§ Task set
- A) Reproduce the stretch of the SQLite ticket from "INSERT INTO t1" through "as table x2.", substituting "MATCH" for "REGEXP".
- B) Translate this sentence from the SQLite ticket into Spanish: "The trouble is that the REGEXP operators in trigger "tr1" are incorrectly using the compiled regular expressions for trigger "tr2" - causing the operators in "tr1" to populate table x1 with the same values as table x2."

§ Given text
--------

SQLite

View Ticket
Login
Ticket Hash: dc9b1c91db15ae9d76e98ee7a6d8125613307085
Title: One trigger may use auxdata belonging to another.
Status: Closed Type: Code_Defect
Severity: Critical Priority: Immediate
Subsystem: Unknown Resolution: Fixed
Last Modified: 2016-02-19 18:55:55
Version Found In:
User Comments:
dan added on 2016-02-19 17:22:13:

Assuming the REGEXP operator implementation uses sqlite3_set_auxdata() to store a compiled version of its regular expression (as the bundled extension does), test 1.1 of the following tcl test script fails:

do_execsql_test 1.0 {
  CREATE TABLE t1(a, b, c);
  CREATE TABLE x1(x, y, z);
  CREATE TABLE x2(x, y, z);

  CREATE TRIGGER tr1 AFTER INSERT ON t1 BEGIN
    INSERT INTO x1 VALUES(
        new.a REGEXP 'abc',
        new.b REGEXP 'abc',
        new.c REGEXP 'abc'
    );
  END;

  CREATE TRIGGER tr2 AFTER INSERT ON t1 BEGIN
    INSERT INTO x2 VALUES(
        new.a REGEXP 'def',
        new.b REGEXP 'def',
        new.c REGEXP 'def'
    );
  END;

  INSERT INTO t1 VALUES('abc', 'def', 'abc');
  SELECT * FROM t1;
} {abc def abc}

do_execsql_test 1.1 { SELECT * FROM x1 } {1 0 1}
do_execsql_test 1.2 { SELECT * FROM x2 } {0 1 0}

The trouble is that the REGEXP operators in trigger "tr1" are incorrectly using the compiled regular expressions for trigger "tr2" - causing the operators in "tr1" to populate table x1 with the same values as table x2.

--------

§ Extracted information
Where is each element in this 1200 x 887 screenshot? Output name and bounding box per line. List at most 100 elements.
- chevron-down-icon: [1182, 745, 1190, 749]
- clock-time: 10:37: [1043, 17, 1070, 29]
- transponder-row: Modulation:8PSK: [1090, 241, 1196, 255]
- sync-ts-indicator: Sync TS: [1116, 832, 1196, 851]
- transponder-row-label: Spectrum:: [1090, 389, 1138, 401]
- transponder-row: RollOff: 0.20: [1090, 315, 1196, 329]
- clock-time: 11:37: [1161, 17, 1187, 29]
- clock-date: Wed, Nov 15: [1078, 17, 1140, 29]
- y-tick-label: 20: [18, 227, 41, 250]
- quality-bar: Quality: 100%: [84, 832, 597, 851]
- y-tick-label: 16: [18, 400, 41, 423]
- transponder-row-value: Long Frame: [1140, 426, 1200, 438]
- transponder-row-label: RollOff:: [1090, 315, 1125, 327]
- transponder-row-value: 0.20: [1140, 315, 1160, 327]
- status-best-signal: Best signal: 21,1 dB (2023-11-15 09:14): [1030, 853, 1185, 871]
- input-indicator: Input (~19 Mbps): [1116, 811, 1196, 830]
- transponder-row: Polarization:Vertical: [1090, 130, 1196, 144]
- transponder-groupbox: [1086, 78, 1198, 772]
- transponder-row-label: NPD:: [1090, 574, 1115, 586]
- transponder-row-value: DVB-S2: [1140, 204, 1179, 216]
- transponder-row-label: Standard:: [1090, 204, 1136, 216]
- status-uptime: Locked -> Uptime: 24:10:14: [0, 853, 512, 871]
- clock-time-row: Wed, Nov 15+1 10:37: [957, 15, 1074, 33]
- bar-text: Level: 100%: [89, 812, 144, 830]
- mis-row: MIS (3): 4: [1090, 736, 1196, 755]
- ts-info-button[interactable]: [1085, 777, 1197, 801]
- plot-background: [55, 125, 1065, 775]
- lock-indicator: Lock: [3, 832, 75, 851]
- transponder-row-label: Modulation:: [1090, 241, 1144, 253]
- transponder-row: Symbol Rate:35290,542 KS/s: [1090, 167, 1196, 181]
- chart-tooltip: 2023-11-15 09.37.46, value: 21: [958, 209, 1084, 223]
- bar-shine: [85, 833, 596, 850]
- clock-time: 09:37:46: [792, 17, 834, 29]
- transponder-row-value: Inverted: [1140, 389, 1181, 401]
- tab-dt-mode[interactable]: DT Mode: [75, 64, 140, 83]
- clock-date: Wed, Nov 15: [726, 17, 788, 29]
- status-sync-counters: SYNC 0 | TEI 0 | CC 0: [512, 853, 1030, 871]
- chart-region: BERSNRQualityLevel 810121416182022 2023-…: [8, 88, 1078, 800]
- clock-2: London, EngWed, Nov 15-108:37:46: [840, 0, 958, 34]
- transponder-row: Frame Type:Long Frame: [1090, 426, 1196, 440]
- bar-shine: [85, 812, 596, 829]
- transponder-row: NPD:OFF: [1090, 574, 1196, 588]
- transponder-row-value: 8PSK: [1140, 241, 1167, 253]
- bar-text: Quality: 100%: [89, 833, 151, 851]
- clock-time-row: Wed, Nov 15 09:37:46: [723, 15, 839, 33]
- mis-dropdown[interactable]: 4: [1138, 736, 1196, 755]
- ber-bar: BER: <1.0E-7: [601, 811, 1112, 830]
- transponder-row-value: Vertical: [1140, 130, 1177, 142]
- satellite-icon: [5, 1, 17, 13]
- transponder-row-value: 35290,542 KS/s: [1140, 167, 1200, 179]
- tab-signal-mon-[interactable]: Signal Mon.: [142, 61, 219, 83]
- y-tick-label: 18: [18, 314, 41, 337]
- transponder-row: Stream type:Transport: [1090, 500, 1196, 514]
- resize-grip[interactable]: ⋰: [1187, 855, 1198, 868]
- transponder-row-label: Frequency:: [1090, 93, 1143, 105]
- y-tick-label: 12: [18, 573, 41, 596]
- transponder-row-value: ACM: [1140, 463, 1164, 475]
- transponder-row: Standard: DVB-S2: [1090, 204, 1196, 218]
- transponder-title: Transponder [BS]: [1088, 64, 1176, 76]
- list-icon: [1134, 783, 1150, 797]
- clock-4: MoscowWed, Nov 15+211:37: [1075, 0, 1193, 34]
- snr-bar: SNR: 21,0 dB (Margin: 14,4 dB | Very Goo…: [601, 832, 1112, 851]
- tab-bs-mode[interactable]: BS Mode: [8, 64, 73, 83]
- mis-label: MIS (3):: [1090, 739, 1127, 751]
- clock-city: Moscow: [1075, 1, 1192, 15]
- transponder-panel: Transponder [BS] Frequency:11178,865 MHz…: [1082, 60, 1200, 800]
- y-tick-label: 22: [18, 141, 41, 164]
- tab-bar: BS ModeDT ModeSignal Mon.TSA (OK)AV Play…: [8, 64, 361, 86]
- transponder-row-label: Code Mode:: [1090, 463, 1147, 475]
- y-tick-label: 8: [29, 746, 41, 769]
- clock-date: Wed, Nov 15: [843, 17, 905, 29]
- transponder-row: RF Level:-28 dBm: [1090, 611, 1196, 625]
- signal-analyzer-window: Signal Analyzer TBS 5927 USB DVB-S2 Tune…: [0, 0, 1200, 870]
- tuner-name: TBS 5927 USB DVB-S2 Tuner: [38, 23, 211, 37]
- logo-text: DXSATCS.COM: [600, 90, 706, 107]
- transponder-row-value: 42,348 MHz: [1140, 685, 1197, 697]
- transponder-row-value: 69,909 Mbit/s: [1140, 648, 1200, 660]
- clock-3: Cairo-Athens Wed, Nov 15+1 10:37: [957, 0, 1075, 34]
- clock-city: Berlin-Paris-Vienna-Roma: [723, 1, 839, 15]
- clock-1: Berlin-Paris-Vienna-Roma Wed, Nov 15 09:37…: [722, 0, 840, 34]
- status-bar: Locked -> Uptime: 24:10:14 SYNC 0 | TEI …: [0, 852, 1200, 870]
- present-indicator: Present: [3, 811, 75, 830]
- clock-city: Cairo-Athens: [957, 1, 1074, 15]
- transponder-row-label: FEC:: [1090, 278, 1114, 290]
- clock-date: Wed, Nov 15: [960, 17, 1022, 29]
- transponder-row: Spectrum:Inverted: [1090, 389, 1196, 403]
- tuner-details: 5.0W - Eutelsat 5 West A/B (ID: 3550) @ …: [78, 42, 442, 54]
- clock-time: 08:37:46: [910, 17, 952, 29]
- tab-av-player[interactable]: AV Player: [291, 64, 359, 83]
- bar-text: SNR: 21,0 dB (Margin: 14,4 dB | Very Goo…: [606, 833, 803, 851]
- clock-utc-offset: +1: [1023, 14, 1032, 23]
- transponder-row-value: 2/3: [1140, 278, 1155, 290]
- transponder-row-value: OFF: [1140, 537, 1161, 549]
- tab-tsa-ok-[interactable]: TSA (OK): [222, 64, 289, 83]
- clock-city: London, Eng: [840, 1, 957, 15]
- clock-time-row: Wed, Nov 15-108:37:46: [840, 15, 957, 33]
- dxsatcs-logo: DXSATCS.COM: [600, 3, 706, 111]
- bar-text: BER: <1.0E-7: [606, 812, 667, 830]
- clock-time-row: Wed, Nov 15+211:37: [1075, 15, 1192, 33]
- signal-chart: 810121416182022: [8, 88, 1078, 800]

--------

§ Answers below
- A)
INSERT INTO t1 VALUES('abc', 'def', 'abc');
  SELECT * FROM t1;
} {abc def abc}

do_execsql_test 1.1 { SELECT * FROM x1 } {1 0 1}
do_execsql_test 1.2 { SELECT * FROM x2 } {0 1 0}

The trouble is that the MATCH operators in trigger "tr1" are incorrectly using the compiled regular expressions for trigger "tr2" - causing the operators in "tr1" to populate table x1 with the same values as table x2.

- B) El problema es que los operadores REGEXP del disparador "tr1" utilizan incorrectamente las expresiones regulares compiladas del disparador "tr2", lo que hace que los operadores de "tr1" rellenen la tabla x1 con los mismos valores que la tabla x2.